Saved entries
==================================================
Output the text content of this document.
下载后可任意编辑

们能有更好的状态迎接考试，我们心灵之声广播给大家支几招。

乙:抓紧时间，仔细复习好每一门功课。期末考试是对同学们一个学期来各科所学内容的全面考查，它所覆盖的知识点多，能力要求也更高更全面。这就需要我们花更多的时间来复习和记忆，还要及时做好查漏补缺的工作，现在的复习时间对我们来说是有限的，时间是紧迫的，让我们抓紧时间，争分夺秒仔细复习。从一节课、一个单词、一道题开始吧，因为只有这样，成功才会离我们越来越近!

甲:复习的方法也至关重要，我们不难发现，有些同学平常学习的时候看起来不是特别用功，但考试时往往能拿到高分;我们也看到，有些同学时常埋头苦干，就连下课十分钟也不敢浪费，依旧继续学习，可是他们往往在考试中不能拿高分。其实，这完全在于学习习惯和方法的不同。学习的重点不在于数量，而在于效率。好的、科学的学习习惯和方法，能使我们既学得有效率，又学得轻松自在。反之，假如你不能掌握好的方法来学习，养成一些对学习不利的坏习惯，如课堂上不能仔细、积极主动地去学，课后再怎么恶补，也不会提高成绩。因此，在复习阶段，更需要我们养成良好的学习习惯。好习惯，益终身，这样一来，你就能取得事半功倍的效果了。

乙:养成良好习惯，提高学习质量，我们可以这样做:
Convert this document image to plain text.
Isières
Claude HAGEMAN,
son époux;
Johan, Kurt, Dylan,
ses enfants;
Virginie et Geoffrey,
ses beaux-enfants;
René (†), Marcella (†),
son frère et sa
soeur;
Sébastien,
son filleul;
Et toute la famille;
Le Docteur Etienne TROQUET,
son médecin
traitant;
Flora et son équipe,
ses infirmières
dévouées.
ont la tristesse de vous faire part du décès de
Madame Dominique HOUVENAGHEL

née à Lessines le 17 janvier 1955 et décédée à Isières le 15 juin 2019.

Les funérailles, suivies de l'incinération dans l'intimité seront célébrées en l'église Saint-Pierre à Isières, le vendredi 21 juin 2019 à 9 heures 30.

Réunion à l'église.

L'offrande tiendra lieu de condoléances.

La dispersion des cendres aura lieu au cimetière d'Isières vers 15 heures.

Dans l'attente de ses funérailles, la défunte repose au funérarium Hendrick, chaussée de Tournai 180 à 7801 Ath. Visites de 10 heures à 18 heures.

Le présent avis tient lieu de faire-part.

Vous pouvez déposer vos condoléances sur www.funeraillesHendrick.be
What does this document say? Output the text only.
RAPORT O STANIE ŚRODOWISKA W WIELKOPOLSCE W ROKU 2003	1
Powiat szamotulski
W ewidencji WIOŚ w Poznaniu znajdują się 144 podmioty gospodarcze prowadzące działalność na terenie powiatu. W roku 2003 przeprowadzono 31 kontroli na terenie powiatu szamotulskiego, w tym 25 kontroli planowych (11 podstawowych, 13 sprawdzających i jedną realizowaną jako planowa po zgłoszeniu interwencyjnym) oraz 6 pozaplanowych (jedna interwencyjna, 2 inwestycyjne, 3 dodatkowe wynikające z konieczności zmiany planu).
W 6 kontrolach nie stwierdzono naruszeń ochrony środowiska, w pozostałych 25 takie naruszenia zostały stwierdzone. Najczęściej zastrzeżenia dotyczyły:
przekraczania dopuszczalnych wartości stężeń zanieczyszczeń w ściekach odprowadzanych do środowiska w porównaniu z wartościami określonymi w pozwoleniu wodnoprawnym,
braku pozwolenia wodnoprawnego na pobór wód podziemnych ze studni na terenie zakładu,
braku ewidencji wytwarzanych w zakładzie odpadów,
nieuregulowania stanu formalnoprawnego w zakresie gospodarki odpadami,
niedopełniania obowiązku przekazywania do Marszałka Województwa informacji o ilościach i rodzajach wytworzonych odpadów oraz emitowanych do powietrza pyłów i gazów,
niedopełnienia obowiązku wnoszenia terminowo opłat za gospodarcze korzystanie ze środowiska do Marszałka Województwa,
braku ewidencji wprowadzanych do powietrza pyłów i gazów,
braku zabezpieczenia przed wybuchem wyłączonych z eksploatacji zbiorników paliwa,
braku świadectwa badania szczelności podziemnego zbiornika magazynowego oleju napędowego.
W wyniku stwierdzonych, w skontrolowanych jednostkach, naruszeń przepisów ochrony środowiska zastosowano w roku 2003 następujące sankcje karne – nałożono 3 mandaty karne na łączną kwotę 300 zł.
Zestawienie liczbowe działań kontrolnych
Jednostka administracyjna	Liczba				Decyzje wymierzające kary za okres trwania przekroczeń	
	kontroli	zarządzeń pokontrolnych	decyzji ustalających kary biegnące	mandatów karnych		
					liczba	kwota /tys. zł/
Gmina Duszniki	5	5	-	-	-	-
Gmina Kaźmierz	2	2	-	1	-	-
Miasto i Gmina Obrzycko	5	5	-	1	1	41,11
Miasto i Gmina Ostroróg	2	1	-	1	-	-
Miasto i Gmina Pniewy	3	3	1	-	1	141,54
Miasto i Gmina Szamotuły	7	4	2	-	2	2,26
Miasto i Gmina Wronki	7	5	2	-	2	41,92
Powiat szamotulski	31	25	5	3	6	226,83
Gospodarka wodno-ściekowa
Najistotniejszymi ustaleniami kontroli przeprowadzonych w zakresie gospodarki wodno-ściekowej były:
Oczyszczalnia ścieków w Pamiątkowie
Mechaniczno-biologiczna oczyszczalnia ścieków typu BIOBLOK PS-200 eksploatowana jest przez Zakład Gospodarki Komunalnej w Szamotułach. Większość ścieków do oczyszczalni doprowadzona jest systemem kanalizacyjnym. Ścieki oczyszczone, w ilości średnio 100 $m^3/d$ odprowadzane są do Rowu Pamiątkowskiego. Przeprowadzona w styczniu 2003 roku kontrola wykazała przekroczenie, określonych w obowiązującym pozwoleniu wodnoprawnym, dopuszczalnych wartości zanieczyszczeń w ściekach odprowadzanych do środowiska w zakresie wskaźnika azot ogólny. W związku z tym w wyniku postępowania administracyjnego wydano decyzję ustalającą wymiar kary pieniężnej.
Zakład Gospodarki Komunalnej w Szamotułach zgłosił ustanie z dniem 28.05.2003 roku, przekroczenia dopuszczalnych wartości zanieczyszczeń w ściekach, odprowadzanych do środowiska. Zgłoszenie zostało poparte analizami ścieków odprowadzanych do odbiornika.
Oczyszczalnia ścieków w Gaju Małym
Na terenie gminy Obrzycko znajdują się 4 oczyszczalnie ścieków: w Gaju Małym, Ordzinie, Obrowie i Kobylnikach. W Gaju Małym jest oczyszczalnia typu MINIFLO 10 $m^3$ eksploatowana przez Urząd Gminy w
==================================================
**TASK STATEMENT**
Would you reproduce the material above in full, exactly as given?

**EXERCISE ANSWER**
Output the text content of this document.
下载后可任意编辑

们能有更好的状态迎接考试，我们心灵之声广播给大家支几招。

乙:抓紧时间，仔细复习好每一门功课。期末考试是对同学们一个学期来各科所学内容的全面考查，它所覆盖的知识点多，能力要求也更高更全面。这就需要我们花更多的时间来复习和记忆，还要及时做好查漏补缺的工作，现在的复习时间对我们来说是有限的，时间是紧迫的，让我们抓紧时间，争分夺秒仔细复习。从一节课、一个单词、一道题开始吧，因为只有这样，成功才会离我们越来越近!

甲:复习的方法也至关重要，我们不难发现，有些同学平常学习的时候看起来不是特别用功，但考试时往往能拿到高分;我们也看到，有些同学时常埋头苦干，就连下课十分钟也不敢浪费，依旧继续学习，可是他们往往在考试中不能拿高分。其实，这完全在于学习习惯和方法的不同。学习的重点不在于数量，而在于效率。好的、科学的学习习惯和方法，能使我们既学得有效率，又学得轻松自在。反之，假如你不能掌握好的方法来学习，养成一些对学习不利的坏习惯，如课堂上不能仔细、积极主动地去学，课后再怎么恶补，也不会提高成绩。因此，在复习阶段，更需要我们养成良好的学习习惯。好习惯，益终身，这样一来，你就能取得事半功倍的效果了。

乙:养成良好习惯，提高学习质量，我们可以这样做:
Convert this document image to plain text.
Isières
Claude HAGEMAN,
son époux;
Johan, Kurt, Dylan,
ses enfants;
Virginie et Geoffrey,
ses beaux-enfants;
René (†), Marcella (†),
son frère et sa
soeur;
Sébastien,
son filleul;
Et toute la famille;
Le Docteur Etienne TROQUET,
son médecin
traitant;
Flora et son équipe,
ses infirmières
dévouées.
ont la tristesse de vous faire part du décès de
Madame Dominique HOUVENAGHEL

née à Lessines le 17 janvier 1955 et décédée à Isières le 15 juin 2019.

Les funérailles, suivies de l'incinération dans l'intimité seront célébrées en l'église Saint-Pierre à Isières, le vendredi 21 juin 2019 à 9 heures 30.

Réunion à l'église.

L'offrande tiendra lieu de condoléances.

La dispersion des cendres aura lieu au cimetière d'Isières vers 15 heures.

Dans l'attente de ses funérailles, la défunte repose au funérarium Hendrick, chaussée de Tournai 180 à 7801 Ath. Visites de 10 heures à 18 heures.

Le présent avis tient lieu de faire-part.

Vous pouvez déposer vos condoléances sur www.funeraillesHendrick.be
What does this document say? Output the text only.
RAPORT O STANIE ŚRODOWISKA W WIELKOPOLSCE W ROKU 2003	1
Powiat szamotulski
W ewidencji WIOŚ w Poznaniu znajdują się 144 podmioty gospodarcze prowadzące działalność na terenie powiatu. W roku 2003 przeprowadzono 31 kontroli na terenie powiatu szamotulskiego, w tym 25 kontroli planowych (11 podstawowych, 13 sprawdzających i jedną realizowaną jako planowa po zgłoszeniu interwencyjnym) oraz 6 pozaplanowych (jedna interwencyjna, 2 inwestycyjne, 3 dodatkowe wynikające z konieczności zmiany planu).
W 6 kontrolach nie stwierdzono naruszeń ochrony środowiska, w pozostałych 25 takie naruszenia zostały stwierdzone. Najczęściej zastrzeżenia dotyczyły:
przekraczania dopuszczalnych wartości stężeń zanieczyszczeń w ściekach odprowadzanych do środowiska w porównaniu z wartościami określonymi w pozwoleniu wodnoprawnym,
braku pozwolenia wodnoprawnego na pobór wód podziemnych ze studni na terenie zakładu,
braku ewidencji wytwarzanych w zakładzie odpadów,
nieuregulowania stanu formalnoprawnego w zakresie gospodarki odpadami,
niedopełniania obowiązku przekazywania do Marszałka Województwa informacji o ilościach i rodzajach wytworzonych odpadów oraz emitowanych do powietrza pyłów i gazów,
niedopełnienia obowiązku wnoszenia terminowo opłat za gospodarcze korzystanie ze środowiska do Marszałka Województwa,
braku ewidencji wprowadzanych do powietrza pyłów i gazów,
braku zabezpieczenia przed wybuchem wyłączonych z eksploatacji zbiorników paliwa,
braku świadectwa badania szczelności podziemnego zbiornika magazynowego oleju napędowego.
W wyniku stwierdzonych, w skontrolowanych jednostkach, naruszeń przepisów ochrony środowiska zastosowano w roku 2003 następujące sankcje karne – nałożono 3 mandaty karne na łączną kwotę 300 zł.
Zestawienie liczbowe działań kontrolnych
Jednostka administracyjna	Liczba				Decyzje wymierzające kary za okres trwania przekroczeń	
	kontroli	zarządzeń pokontrolnych	decyzji ustalających kary biegnące	mandatów karnych		
					liczba	kwota /tys. zł/
Gmina Duszniki	5	5	-	-	-	-
Gmina Kaźmierz	2	2	-	1	-	-
Miasto i Gmina Obrzycko	5	5	-	1	1	41,11
Miasto i Gmina Ostroróg	2	1	-	1	-	-
Miasto i Gmina Pniewy	3	3	1	-	1	141,54
Miasto i Gmina Szamotuły	7	4	2	-	2	2,26
Miasto i Gmina Wronki	7	5	2	-	2	41,92
Powiat szamotulski	31	25	5	3	6	226,83
Gospodarka wodno-ściekowa
Najistotniejszymi ustaleniami kontroli przeprowadzonych w zakresie gospodarki wodno-ściekowej były:
Oczyszczalnia ścieków w Pamiątkowie
Mechaniczno-biologiczna oczyszczalnia ścieków typu BIOBLOK PS-200 eksploatowana jest przez Zakład Gospodarki Komunalnej w Szamotułach. Większość ścieków do oczyszczalni doprowadzona jest systemem kanalizacyjnym. Ścieki oczyszczone, w ilości średnio 100 $m^3/d$ odprowadzane są do Rowu Pamiątkowskiego. Przeprowadzona w styczniu 2003 roku kontrola wykazała przekroczenie, określonych w obowiązującym pozwoleniu wodnoprawnym, dopuszczalnych wartości zanieczyszczeń w ściekach odprowadzanych do środowiska w zakresie wskaźnika azot ogólny. W związku z tym w wyniku postępowania administracyjnego wydano decyzję ustalającą wymiar kary pieniężnej.
Zakład Gospodarki Komunalnej w Szamotułach zgłosił ustanie z dniem 28.05.2003 roku, przekroczenia dopuszczalnych wartości zanieczyszczeń w ściekach, odprowadzanych do środowiska. Zgłoszenie zostało poparte analizami ścieków odprowadzanych do odbiornika.
Oczyszczalnia ścieków w Gaju Małym
Na terenie gminy Obrzycko znajdują się 4 oczyszczalnie ścieków: w Gaju Małym, Ordzinie, Obrowie i Kobylnikach. W Gaju Małym jest oczyszczalnia typu MINIFLO 10 $m^3$ eksploatowana przez Urząd Gminy w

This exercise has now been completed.